Dataset records |
● ● ● ● ● ● ●

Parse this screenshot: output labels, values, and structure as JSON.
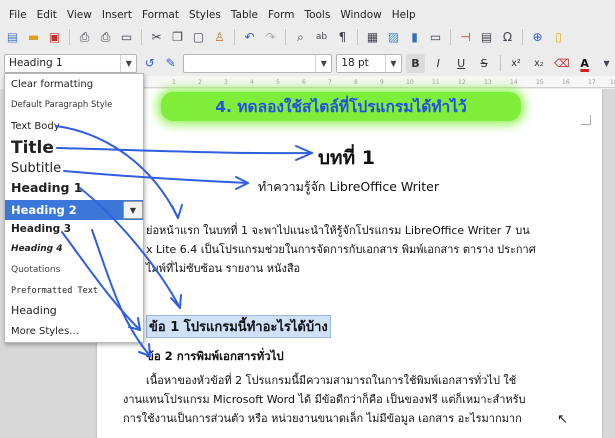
{
  "menubar": [
    "File",
    "Edit",
    "View",
    "Insert",
    "Format",
    "Styles",
    "Table",
    "Form",
    "Tools",
    "Window",
    "Help"
  ],
  "toolbar1_icons": [
    "new-document-icon",
    "open-icon",
    "save-icon",
    "export-pdf-icon",
    "print-icon",
    "print-preview-icon",
    "cut-icon",
    "copy-icon",
    "paste-icon",
    "clone-formatting-icon",
    "undo-icon",
    "redo-icon",
    "find-replace-icon",
    "spelling-icon",
    "formatting-marks-icon",
    "insert-table-icon",
    "insert-image-icon",
    "insert-chart-icon",
    "insert-textbox-icon",
    "page-break-icon",
    "insert-field-icon",
    "special-character-icon",
    "hyperlink-icon",
    "comment-icon"
  ],
  "toolbar2": {
    "paragraph_style": "Heading 1",
    "font_name": "",
    "font_size": "18 pt",
    "bold": "B",
    "italic": "I",
    "underline": "U",
    "strike": "S",
    "superscript": "x²",
    "subscript": "x₂"
  },
  "ruler_marks": [
    "1",
    "2",
    "3",
    "4",
    "5",
    "6",
    "7",
    "8",
    "9",
    "10",
    "11",
    "12",
    "13",
    "14",
    "15",
    "16",
    "17",
    "18"
  ],
  "dropdown": {
    "items": [
      "Clear formatting",
      "Default Paragraph Style",
      "Text Body",
      "Title",
      "Subtitle",
      "Heading 1",
      "Heading 2",
      "Heading 3",
      "Heading 4",
      "Quotations",
      "Preformatted Text",
      "Heading",
      "More Styles..."
    ],
    "selected": "Heading 2"
  },
  "document": {
    "banner": "4. ทดลองใช้สไตล์ที่โปรแกรมได้ทำไว้",
    "title": "บทที่ 1",
    "subtitle": "ทำความรู้จัก LibreOffice Writer",
    "body1": "ย่อหน้าแรก ในบทที่ 1 จะพาไปแนะนำให้รู้จักโปรแกรม LibreOffice Writer 7 บน",
    "body2": "x Lite 6.4 เป็นโปรแกรมช่วยในการจัดการกับเอกสาร พิมพ์เอกสาร ตาราง ประกาศ",
    "body3": "ไมพ์ที่ไม่ซับซ้อน รายงาน หนังสือ",
    "heading2": "ข้อ 1 โปรแกรมนี้ทำอะไรได้บ้าง",
    "heading3": "ข้อ 2  การพิมพ์เอกสารทั่วไป",
    "para1": "เนื้อหาของหัวข้อที่ 2 โปรแกรมนี้มีความสามารถในการใช้พิมพ์เอกสารทั่วไป ใช้",
    "para2": "งานแทนโปรแกรม Microsoft Word ได้ มีข้อดีกว่าก็คือ เป็นของฟรี แต่ก็เหมาะสำหรับ",
    "para3": "การใช้งานเป็นการส่วนตัว หรือ หน่วยงานขนาดเล็ก ไม่มีข้อมูล เอกสาร อะไรมากมาก"
  },
  "colors": {
    "annotation_arrow": "#2f5fe0",
    "banner_bg": "#7fee3a",
    "banner_text": "#2350e0",
    "selection": "#3b77d8"
  }
}
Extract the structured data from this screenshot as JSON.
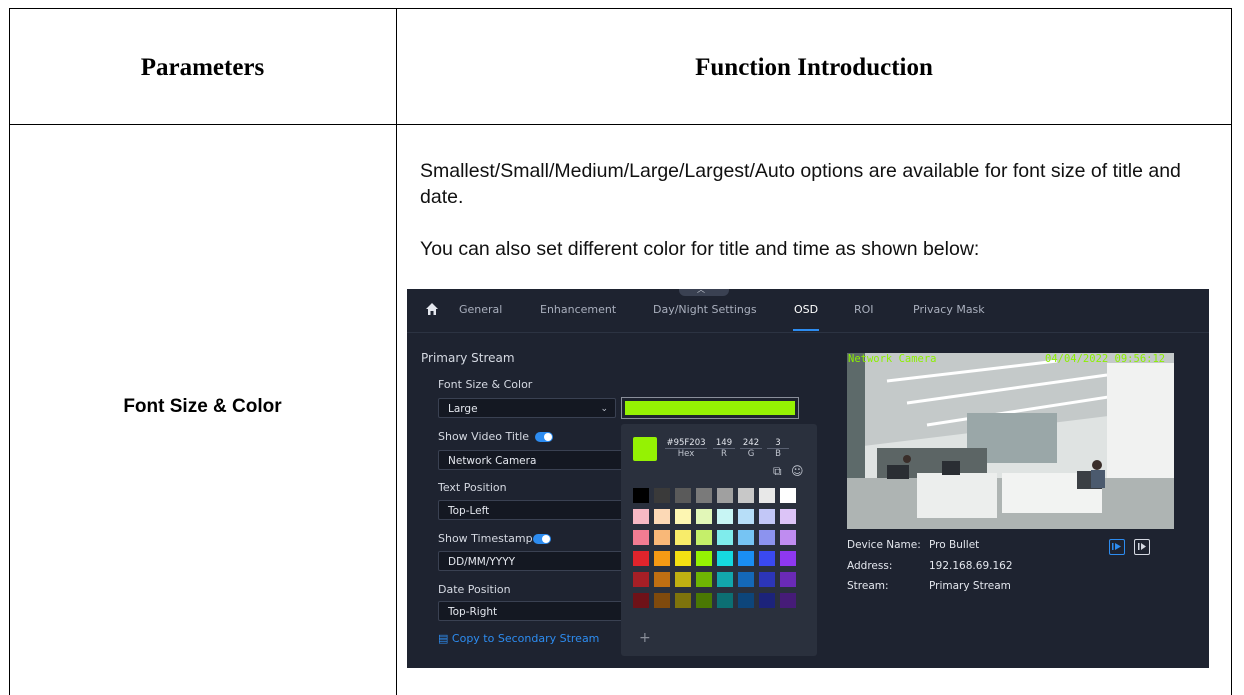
{
  "table": {
    "headers": {
      "parameters": "Parameters",
      "function": "Function Introduction"
    },
    "row": {
      "param": "Font Size & Color",
      "para1": "Smallest/Small/Medium/Large/Largest/Auto options are available for font size of title and date.",
      "para2": "You can also set different color for title and time as shown below:"
    }
  },
  "app": {
    "tabs": [
      "General",
      "Enhancement",
      "Day/Night Settings",
      "OSD",
      "ROI",
      "Privacy Mask"
    ],
    "active_tab": "OSD",
    "section_title": "Primary Stream",
    "font_size_color_label": "Font Size & Color",
    "font_size_value": "Large",
    "show_video_title_label": "Show Video Title",
    "video_title_value": "Network Camera",
    "text_position_label": "Text Position",
    "text_position_value": "Top-Left",
    "show_timestamp_label": "Show Timestamp",
    "timestamp_format_value": "DD/MM/YYYY",
    "date_position_label": "Date Position",
    "date_position_value": "Top-Right",
    "copy_link": "Copy to Secondary Stream",
    "color_picker": {
      "selected_color": "#95F203",
      "hex": "#95F203",
      "hex_label": "Hex",
      "r": "149",
      "r_label": "R",
      "g": "242",
      "g_label": "G",
      "b": "3",
      "b_label": "B",
      "add_label": "+",
      "palette": [
        [
          "#000000",
          "#3a3a3a",
          "#5a5a5a",
          "#7a7a7a",
          "#a0a0a0",
          "#c8c8c8",
          "#e8e8e8",
          "#ffffff"
        ],
        [
          "#f7b9c4",
          "#fcd9b6",
          "#fdf6b2",
          "#e2f7b8",
          "#c8f5f4",
          "#b7def8",
          "#c2c7f7",
          "#dcc4f7"
        ],
        [
          "#f27c92",
          "#f9b878",
          "#f8ec6a",
          "#c5ef6a",
          "#7fecec",
          "#76c4f3",
          "#8c93ef",
          "#bf8cf0"
        ],
        [
          "#e0242c",
          "#f59a14",
          "#f4e013",
          "#95F203",
          "#16d9e0",
          "#1a8ef3",
          "#3a49f0",
          "#8e38f0"
        ],
        [
          "#a61f26",
          "#c06f12",
          "#c0b012",
          "#6fb503",
          "#12a7ad",
          "#1468b8",
          "#2c35b8",
          "#6a2ab6"
        ],
        [
          "#6e1218",
          "#7f4a0d",
          "#7e730c",
          "#4a7803",
          "#0c6f73",
          "#0d457a",
          "#1c237a",
          "#461c78"
        ]
      ]
    },
    "osd_title": "Network Camera",
    "osd_timestamp": "04/04/2022 09:56:12",
    "device_name_label": "Device Name:",
    "device_name_value": "Pro Bullet",
    "address_label": "Address:",
    "address_value": "192.168.69.162",
    "stream_label": "Stream:",
    "stream_value": "Primary Stream"
  }
}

● ● ● ● ● ● ●

Work required |
Leave out the pictures and reproduce the rest of the listing exactly.

Solution to the problem |
Parse this screenshot: output labels, values, and structure as JSON.
{
  "menubar": [
    "File",
    "Edit",
    "View",
    "Insert",
    "Format",
    "Styles",
    "Table",
    "Form",
    "Tools",
    "Window",
    "Help"
  ],
  "toolbar1_icons": [
    "new-document-icon",
    "open-icon",
    "save-icon",
    "export-pdf-icon",
    "print-icon",
    "print-preview-icon",
    "cut-icon",
    "copy-icon",
    "paste-icon",
    "clone-formatting-icon",
    "undo-icon",
    "redo-icon",
    "find-replace-icon",
    "spelling-icon",
    "formatting-marks-icon",
    "insert-table-icon",
    "insert-image-icon",
    "insert-chart-icon",
    "insert-textbox-icon",
    "page-break-icon",
    "insert-field-icon",
    "special-character-icon",
    "hyperlink-icon",
    "comment-icon"
  ],
  "toolbar2": {
    "paragraph_style": "Heading 1",
    "font_name": "",
    "font_size": "18 pt",
    "bold": "B",
    "italic": "I",
    "underline": "U",
    "strike": "S",
    "superscript": "x²",
    "subscript": "x₂"
  },
  "ruler_marks": [
    "1",
    "2",
    "3",
    "4",
    "5",
    "6",
    "7",
    "8",
    "9",
    "10",
    "11",
    "12",
    "13",
    "14",
    "15",
    "16",
    "17",
    "18"
  ],
  "dropdown": {
    "items": [
      "Clear formatting",
      "Default Paragraph Style",
      "Text Body",
      "Title",
      "Subtitle",
      "Heading 1",
      "Heading 2",
      "Heading 3",
      "Heading 4",
      "Quotations",
      "Preformatted Text",
      "Heading",
      "More Styles..."
    ],
    "selected": "Heading 2"
  },
  "document": {
    "banner": "4. ทดลองใช้สไตล์ที่โปรแกรมได้ทำไว้",
    "title": "บทที่ 1",
    "subtitle": "ทำความรู้จัก LibreOffice Writer",
    "body1": "ย่อหน้าแรก ในบทที่ 1 จะพาไปแนะนำให้รู้จักโปรแกรม LibreOffice Writer 7 บน",
    "body2": "x Lite 6.4 เป็นโปรแกรมช่วยในการจัดการกับเอกสาร พิมพ์เอกสาร ตาราง ประกาศ",
    "body3": "ไมพ์ที่ไม่ซับซ้อน รายงาน หนังสือ",
    "heading2": "ข้อ 1 โปรแกรมนี้ทำอะไรได้บ้าง",
    "heading3": "ข้อ 2  การพิมพ์เอกสารทั่วไป",
    "para1": "เนื้อหาของหัวข้อที่ 2 โปรแกรมนี้มีความสามารถในการใช้พิมพ์เอกสารทั่วไป ใช้",
    "para2": "งานแทนโปรแกรม Microsoft Word ได้ มีข้อดีกว่าก็คือ เป็นของฟรี แต่ก็เหมาะสำหรับ",
    "para3": "การใช้งานเป็นการส่วนตัว หรือ หน่วยงานขนาดเล็ก ไม่มีข้อมูล เอกสาร อะไรมากมาก"
  },
  "colors": {
    "annotation_arrow": "#2f5fe0",
    "banner_bg": "#7fee3a",
    "banner_text": "#2350e0",
    "selection": "#3b77d8"
  }
}
Extract the structured data from this screenshot as JSON.
{
  "table": {
    "headers": {
      "parameters": "Parameters",
      "function": "Function Introduction"
    },
    "row": {
      "param": "Font Size & Color",
      "para1": "Smallest/Small/Medium/Large/Largest/Auto options are available for font size of title and date.",
      "para2": "You can also set different color for title and time as shown below:"
    }
  },
  "app": {
    "tabs": [
      "General",
      "Enhancement",
      "Day/Night Settings",
      "OSD",
      "ROI",
      "Privacy Mask"
    ],
    "active_tab": "OSD",
    "section_title": "Primary Stream",
    "font_size_color_label": "Font Size & Color",
    "font_size_value": "Large",
    "show_video_title_label": "Show Video Title",
    "video_title_value": "Network Camera",
    "text_position_label": "Text Position",
    "text_position_value": "Top-Left",
    "show_timestamp_label": "Show Timestamp",
    "timestamp_format_value": "DD/MM/YYYY",
    "date_position_label": "Date Position",
    "date_position_value": "Top-Right",
    "copy_link": "Copy to Secondary Stream",
    "color_picker": {
      "selected_color": "#95F203",
      "hex": "#95F203",
      "hex_label": "Hex",
      "r": "149",
      "r_label": "R",
      "g": "242",
      "g_label": "G",
      "b": "3",
      "b_label": "B",
      "add_label": "+",
      "palette": [
        [
          "#000000",
          "#3a3a3a",
          "#5a5a5a",
          "#7a7a7a",
          "#a0a0a0",
          "#c8c8c8",
          "#e8e8e8",
          "#ffffff"
        ],
        [
          "#f7b9c4",
          "#fcd9b6",
          "#fdf6b2",
          "#e2f7b8",
          "#c8f5f4",
          "#b7def8",
          "#c2c7f7",
          "#dcc4f7"
        ],
        [
          "#f27c92",
          "#f9b878",
          "#f8ec6a",
          "#c5ef6a",
          "#7fecec",
          "#76c4f3",
          "#8c93ef",
          "#bf8cf0"
        ],
        [
          "#e0242c",
          "#f59a14",
          "#f4e013",
          "#95F203",
          "#16d9e0",
          "#1a8ef3",
          "#3a49f0",
          "#8e38f0"
        ],
        [
          "#a61f26",
          "#c06f12",
          "#c0b012",
          "#6fb503",
          "#12a7ad",
          "#1468b8",
          "#2c35b8",
          "#6a2ab6"
        ],
        [
          "#6e1218",
          "#7f4a0d",
          "#7e730c",
          "#4a7803",
          "#0c6f73",
          "#0d457a",
          "#1c237a",
          "#461c78"
        ]
      ]
    },
    "osd_title": "Network Camera",
    "osd_timestamp": "04/04/2022 09:56:12",
    "device_name_label": "Device Name:",
    "device_name_value": "Pro Bullet",
    "address_label": "Address:",
    "address_value": "192.168.69.162",
    "stream_label": "Stream:",
    "stream_value": "Primary Stream"
  }
}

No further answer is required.